[DATA ENTRIES start]

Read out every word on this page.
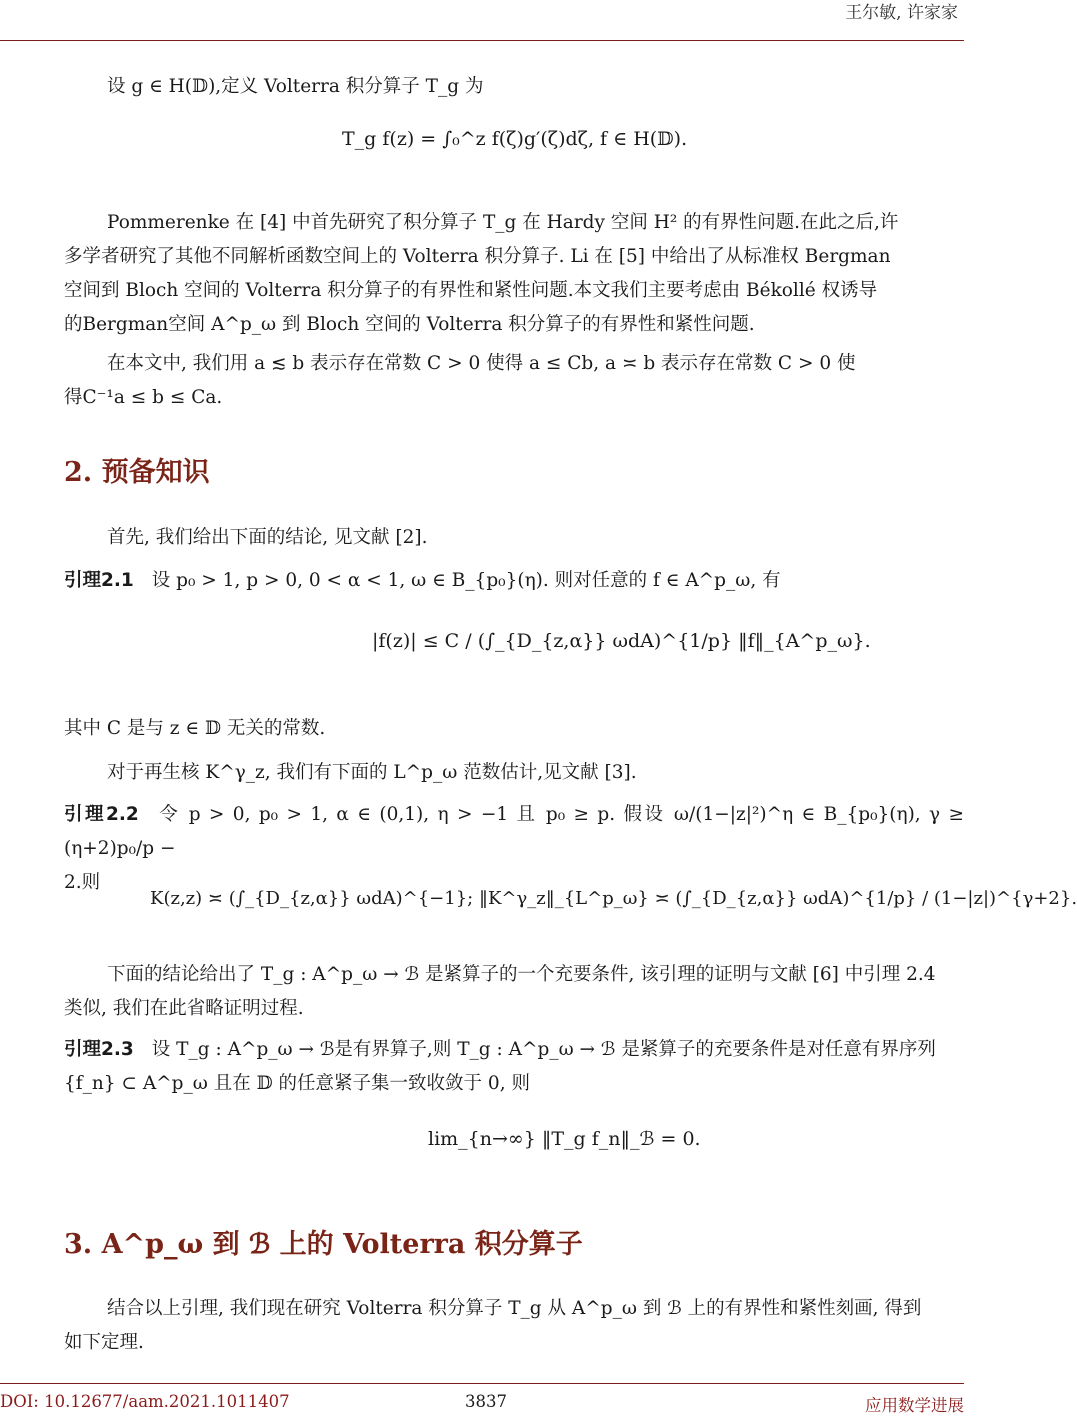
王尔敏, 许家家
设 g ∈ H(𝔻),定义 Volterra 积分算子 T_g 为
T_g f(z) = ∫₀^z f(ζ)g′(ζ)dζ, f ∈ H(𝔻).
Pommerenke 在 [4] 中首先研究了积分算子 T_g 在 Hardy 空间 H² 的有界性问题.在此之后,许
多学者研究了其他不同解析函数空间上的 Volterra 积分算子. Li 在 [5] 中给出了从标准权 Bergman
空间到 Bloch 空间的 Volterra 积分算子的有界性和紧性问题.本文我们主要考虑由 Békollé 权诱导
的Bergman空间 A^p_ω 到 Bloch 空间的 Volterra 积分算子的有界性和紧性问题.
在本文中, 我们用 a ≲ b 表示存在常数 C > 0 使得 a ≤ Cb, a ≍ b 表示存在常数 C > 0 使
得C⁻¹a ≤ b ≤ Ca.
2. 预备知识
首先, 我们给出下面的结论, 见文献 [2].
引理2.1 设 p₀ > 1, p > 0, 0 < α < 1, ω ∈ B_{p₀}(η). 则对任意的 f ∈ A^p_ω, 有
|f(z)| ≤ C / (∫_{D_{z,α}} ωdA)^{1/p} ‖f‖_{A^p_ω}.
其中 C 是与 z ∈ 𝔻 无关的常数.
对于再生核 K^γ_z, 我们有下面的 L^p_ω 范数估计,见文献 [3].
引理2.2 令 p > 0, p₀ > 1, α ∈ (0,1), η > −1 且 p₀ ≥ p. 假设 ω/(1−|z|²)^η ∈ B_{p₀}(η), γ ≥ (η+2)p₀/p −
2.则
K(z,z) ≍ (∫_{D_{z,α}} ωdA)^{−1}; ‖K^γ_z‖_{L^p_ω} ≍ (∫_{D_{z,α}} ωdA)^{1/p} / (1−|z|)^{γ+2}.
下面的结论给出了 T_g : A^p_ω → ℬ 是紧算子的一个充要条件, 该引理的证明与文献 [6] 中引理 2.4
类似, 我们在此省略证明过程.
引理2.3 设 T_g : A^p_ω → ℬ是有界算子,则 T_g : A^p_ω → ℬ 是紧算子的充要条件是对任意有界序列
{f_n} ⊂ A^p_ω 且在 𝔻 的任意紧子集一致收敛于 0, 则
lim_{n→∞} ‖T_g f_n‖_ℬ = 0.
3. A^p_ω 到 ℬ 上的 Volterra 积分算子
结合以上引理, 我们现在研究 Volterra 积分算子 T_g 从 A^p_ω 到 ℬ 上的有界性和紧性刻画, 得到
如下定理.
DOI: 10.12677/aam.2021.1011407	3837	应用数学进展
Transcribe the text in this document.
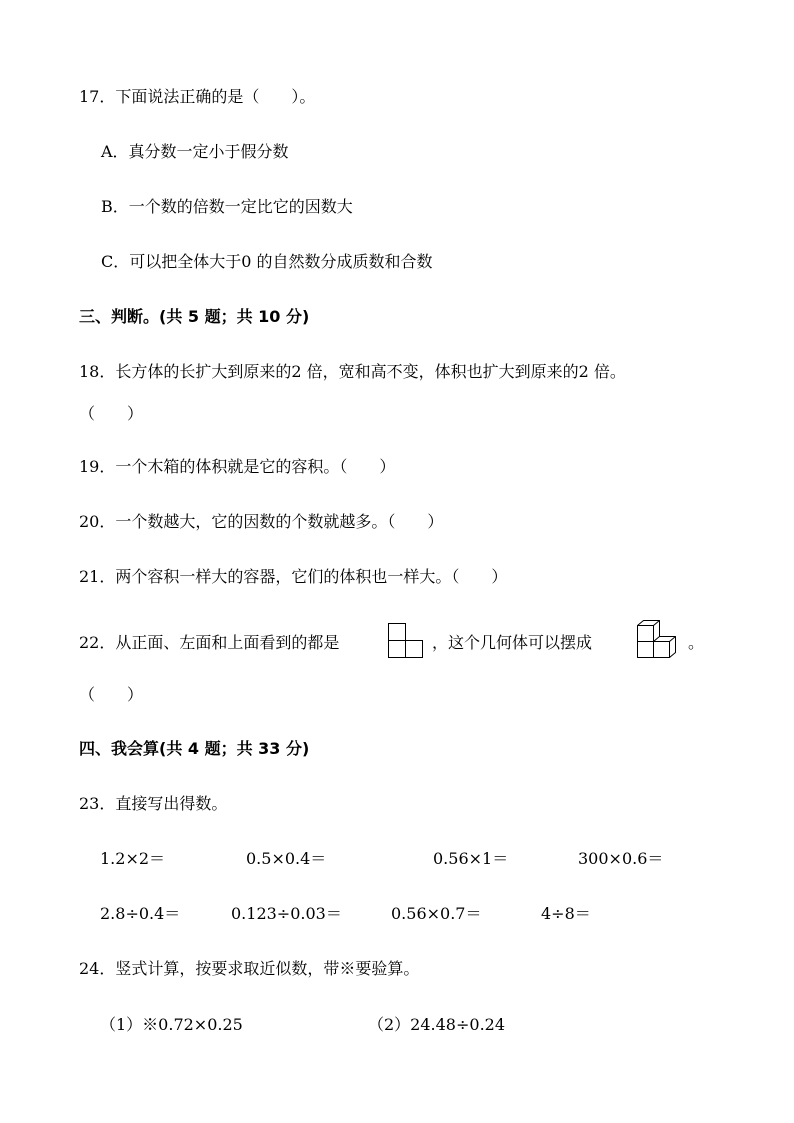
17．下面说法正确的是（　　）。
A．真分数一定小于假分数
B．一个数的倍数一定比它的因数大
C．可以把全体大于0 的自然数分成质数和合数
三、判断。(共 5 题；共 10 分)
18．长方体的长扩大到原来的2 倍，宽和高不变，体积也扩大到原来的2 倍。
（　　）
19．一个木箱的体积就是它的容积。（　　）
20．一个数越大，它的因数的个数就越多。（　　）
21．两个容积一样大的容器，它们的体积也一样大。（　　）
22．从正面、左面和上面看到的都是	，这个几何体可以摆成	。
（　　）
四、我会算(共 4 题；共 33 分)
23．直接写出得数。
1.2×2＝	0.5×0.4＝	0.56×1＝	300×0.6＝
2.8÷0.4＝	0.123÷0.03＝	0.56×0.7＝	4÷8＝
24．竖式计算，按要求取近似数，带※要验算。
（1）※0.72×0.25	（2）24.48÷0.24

[DATA ENTRIES end]

▶ **WHAT IS ASKED**:
Repeat exactly the lines from the one holding "Transcribe the text in this document." through the last line of the entries, both included; the pictures do not belong in the copy.

▶ **WRITTEN ANSWER**:
Transcribe the text in this document.
17．下面说法正确的是（　　）。
A．真分数一定小于假分数
B．一个数的倍数一定比它的因数大
C．可以把全体大于0 的自然数分成质数和合数
三、判断。(共 5 题；共 10 分)
18．长方体的长扩大到原来的2 倍，宽和高不变，体积也扩大到原来的2 倍。
（　　）
19．一个木箱的体积就是它的容积。（　　）
20．一个数越大，它的因数的个数就越多。（　　）
21．两个容积一样大的容器，它们的体积也一样大。（　　）
22．从正面、左面和上面看到的都是	，这个几何体可以摆成	。
（　　）
四、我会算(共 4 题；共 33 分)
23．直接写出得数。
1.2×2＝	0.5×0.4＝	0.56×1＝	300×0.6＝
2.8÷0.4＝	0.123÷0.03＝	0.56×0.7＝	4÷8＝
24．竖式计算，按要求取近似数，带※要验算。
（1）※0.72×0.25	（2）24.48÷0.24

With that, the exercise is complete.